GIVEN EXERCISE: Return every entry exactly as written.

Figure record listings
Begin
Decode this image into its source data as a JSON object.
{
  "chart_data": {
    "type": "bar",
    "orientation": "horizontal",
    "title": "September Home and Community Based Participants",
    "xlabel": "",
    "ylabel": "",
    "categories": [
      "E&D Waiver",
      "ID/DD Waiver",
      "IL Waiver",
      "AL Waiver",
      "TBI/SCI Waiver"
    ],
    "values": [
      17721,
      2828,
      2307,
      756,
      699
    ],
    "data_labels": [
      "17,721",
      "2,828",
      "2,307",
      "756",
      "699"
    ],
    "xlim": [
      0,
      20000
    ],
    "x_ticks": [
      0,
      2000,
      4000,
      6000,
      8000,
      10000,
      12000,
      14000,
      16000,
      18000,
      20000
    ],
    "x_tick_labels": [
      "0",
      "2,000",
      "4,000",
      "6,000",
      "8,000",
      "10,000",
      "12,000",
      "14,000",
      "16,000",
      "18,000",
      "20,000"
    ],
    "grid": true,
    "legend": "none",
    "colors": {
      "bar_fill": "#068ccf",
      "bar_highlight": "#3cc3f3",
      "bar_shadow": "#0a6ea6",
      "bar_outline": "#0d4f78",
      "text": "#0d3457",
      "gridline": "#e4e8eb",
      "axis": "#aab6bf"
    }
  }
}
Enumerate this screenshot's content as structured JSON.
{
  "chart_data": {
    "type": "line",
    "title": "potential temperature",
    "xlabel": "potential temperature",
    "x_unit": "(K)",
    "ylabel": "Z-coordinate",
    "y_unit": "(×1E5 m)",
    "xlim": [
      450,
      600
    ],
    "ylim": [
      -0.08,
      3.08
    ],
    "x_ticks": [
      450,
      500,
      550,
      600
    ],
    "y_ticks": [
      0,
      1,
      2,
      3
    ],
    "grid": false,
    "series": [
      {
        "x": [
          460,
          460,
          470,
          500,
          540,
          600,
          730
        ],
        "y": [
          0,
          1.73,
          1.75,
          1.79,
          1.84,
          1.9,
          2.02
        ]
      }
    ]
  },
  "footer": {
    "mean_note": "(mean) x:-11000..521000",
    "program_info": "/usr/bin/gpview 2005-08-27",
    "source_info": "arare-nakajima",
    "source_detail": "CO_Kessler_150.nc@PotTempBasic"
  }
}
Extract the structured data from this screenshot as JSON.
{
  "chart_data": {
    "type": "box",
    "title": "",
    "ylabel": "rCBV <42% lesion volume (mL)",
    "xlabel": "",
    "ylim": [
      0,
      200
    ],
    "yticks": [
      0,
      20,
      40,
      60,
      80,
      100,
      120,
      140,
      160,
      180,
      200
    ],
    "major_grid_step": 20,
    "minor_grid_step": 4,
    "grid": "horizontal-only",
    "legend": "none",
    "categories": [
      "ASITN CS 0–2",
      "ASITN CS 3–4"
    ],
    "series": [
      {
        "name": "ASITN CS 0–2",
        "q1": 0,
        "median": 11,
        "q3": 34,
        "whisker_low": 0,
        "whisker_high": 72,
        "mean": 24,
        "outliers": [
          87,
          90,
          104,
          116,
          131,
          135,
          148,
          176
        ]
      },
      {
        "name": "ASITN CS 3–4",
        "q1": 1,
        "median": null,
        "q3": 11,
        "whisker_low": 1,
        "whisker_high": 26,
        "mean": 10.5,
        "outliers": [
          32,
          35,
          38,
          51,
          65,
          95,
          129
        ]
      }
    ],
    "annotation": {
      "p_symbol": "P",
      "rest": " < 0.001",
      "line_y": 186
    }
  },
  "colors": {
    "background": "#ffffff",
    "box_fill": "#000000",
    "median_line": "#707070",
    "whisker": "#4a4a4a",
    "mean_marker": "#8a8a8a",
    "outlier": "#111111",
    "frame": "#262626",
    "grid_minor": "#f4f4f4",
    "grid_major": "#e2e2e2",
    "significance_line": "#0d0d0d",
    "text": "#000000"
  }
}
End
EXERCISE ANSWER:
Decode this image into its source data as a JSON object.
{
  "chart_data": {
    "type": "bar",
    "orientation": "horizontal",
    "title": "September Home and Community Based Participants",
    "xlabel": "",
    "ylabel": "",
    "categories": [
      "E&D Waiver",
      "ID/DD Waiver",
      "IL Waiver",
      "AL Waiver",
      "TBI/SCI Waiver"
    ],
    "values": [
      17721,
      2828,
      2307,
      756,
      699
    ],
    "data_labels": [
      "17,721",
      "2,828",
      "2,307",
      "756",
      "699"
    ],
    "xlim": [
      0,
      20000
    ],
    "x_ticks": [
      0,
      2000,
      4000,
      6000,
      8000,
      10000,
      12000,
      14000,
      16000,
      18000,
      20000
    ],
    "x_tick_labels": [
      "0",
      "2,000",
      "4,000",
      "6,000",
      "8,000",
      "10,000",
      "12,000",
      "14,000",
      "16,000",
      "18,000",
      "20,000"
    ],
    "grid": true,
    "legend": "none",
    "colors": {
      "bar_fill": "#068ccf",
      "bar_highlight": "#3cc3f3",
      "bar_shadow": "#0a6ea6",
      "bar_outline": "#0d4f78",
      "text": "#0d3457",
      "gridline": "#e4e8eb",
      "axis": "#aab6bf"
    }
  }
}
Enumerate this screenshot's content as structured JSON.
{
  "chart_data": {
    "type": "line",
    "title": "potential temperature",
    "xlabel": "potential temperature",
    "x_unit": "(K)",
    "ylabel": "Z-coordinate",
    "y_unit": "(×1E5 m)",
    "xlim": [
      450,
      600
    ],
    "ylim": [
      -0.08,
      3.08
    ],
    "x_ticks": [
      450,
      500,
      550,
      600
    ],
    "y_ticks": [
      0,
      1,
      2,
      3
    ],
    "grid": false,
    "series": [
      {
        "x": [
          460,
          460,
          470,
          500,
          540,
          600,
          730
        ],
        "y": [
          0,
          1.73,
          1.75,
          1.79,
          1.84,
          1.9,
          2.02
        ]
      }
    ]
  },
  "footer": {
    "mean_note": "(mean) x:-11000..521000",
    "program_info": "/usr/bin/gpview 2005-08-27",
    "source_info": "arare-nakajima",
    "source_detail": "CO_Kessler_150.nc@PotTempBasic"
  }
}
Extract the structured data from this screenshot as JSON.
{
  "chart_data": {
    "type": "box",
    "title": "",
    "ylabel": "rCBV <42% lesion volume (mL)",
    "xlabel": "",
    "ylim": [
      0,
      200
    ],
    "yticks": [
      0,
      20,
      40,
      60,
      80,
      100,
      120,
      140,
      160,
      180,
      200
    ],
    "major_grid_step": 20,
    "minor_grid_step": 4,
    "grid": "horizontal-only",
    "legend": "none",
    "categories": [
      "ASITN CS 0–2",
      "ASITN CS 3–4"
    ],
    "series": [
      {
        "name": "ASITN CS 0–2",
        "q1": 0,
        "median": 11,
        "q3": 34,
        "whisker_low": 0,
        "whisker_high": 72,
        "mean": 24,
        "outliers": [
          87,
          90,
          104,
          116,
          131,
          135,
          148,
          176
        ]
      },
      {
        "name": "ASITN CS 3–4",
        "q1": 1,
        "median": null,
        "q3": 11,
        "whisker_low": 1,
        "whisker_high": 26,
        "mean": 10.5,
        "outliers": [
          32,
          35,
          38,
          51,
          65,
          95,
          129
        ]
      }
    ],
    "annotation": {
      "p_symbol": "P",
      "rest": " < 0.001",
      "line_y": 186
    }
  },
  "colors": {
    "background": "#ffffff",
    "box_fill": "#000000",
    "median_line": "#707070",
    "whisker": "#4a4a4a",
    "mean_marker": "#8a8a8a",
    "outlier": "#111111",
    "frame": "#262626",
    "grid_minor": "#f4f4f4",
    "grid_major": "#e2e2e2",
    "significance_line": "#0d0d0d",
    "text": "#000000"
  }
}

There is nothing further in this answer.